→ WHAT IS NEEDED: Restate the records in their entirety, word for word.

→ RECORDS FOR THIS TASK:
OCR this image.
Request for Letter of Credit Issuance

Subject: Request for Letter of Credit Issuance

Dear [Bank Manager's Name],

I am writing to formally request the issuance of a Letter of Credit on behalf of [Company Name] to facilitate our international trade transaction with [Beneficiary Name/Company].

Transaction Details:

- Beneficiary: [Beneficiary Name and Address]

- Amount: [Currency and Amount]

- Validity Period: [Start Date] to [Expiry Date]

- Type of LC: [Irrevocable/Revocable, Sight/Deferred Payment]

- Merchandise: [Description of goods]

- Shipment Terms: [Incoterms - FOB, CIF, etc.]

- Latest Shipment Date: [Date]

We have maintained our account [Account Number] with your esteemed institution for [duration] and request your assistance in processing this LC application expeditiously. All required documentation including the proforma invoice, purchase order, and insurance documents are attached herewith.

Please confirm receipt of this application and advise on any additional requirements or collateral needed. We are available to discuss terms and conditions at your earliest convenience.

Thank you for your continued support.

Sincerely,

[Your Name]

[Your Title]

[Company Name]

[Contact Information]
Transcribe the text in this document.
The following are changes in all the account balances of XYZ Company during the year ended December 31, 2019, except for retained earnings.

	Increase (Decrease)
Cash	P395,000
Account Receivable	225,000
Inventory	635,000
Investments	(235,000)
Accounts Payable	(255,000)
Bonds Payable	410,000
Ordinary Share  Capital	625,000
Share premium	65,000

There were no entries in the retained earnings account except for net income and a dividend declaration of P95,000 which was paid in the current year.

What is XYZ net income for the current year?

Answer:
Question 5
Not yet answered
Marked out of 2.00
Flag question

→ OUTPUT FOR THIS EXERCISE:
OCR this image.
Request for Letter of Credit Issuance

Subject: Request for Letter of Credit Issuance

Dear [Bank Manager's Name],

I am writing to formally request the issuance of a Letter of Credit on behalf of [Company Name] to facilitate our international trade transaction with [Beneficiary Name/Company].

Transaction Details:

- Beneficiary: [Beneficiary Name and Address]

- Amount: [Currency and Amount]

- Validity Period: [Start Date] to [Expiry Date]

- Type of LC: [Irrevocable/Revocable, Sight/Deferred Payment]

- Merchandise: [Description of goods]

- Shipment Terms: [Incoterms - FOB, CIF, etc.]

- Latest Shipment Date: [Date]

We have maintained our account [Account Number] with your esteemed institution for [duration] and request your assistance in processing this LC application expeditiously. All required documentation including the proforma invoice, purchase order, and insurance documents are attached herewith.

Please confirm receipt of this application and advise on any additional requirements or collateral needed. We are available to discuss terms and conditions at your earliest convenience.

Thank you for your continued support.

Sincerely,

[Your Name]

[Your Title]

[Company Name]

[Contact Information]
Transcribe the text in this document.
The following are changes in all the account balances of XYZ Company during the year ended December 31, 2019, except for retained earnings.

	Increase (Decrease)
Cash	P395,000
Account Receivable	225,000
Inventory	635,000
Investments	(235,000)
Accounts Payable	(255,000)
Bonds Payable	410,000
Ordinary Share  Capital	625,000
Share premium	65,000

There were no entries in the retained earnings account except for net income and a dividend declaration of P95,000 which was paid in the current year.

What is XYZ net income for the current year?

Answer:
Question 5
Not yet answered
Marked out of 2.00
Flag question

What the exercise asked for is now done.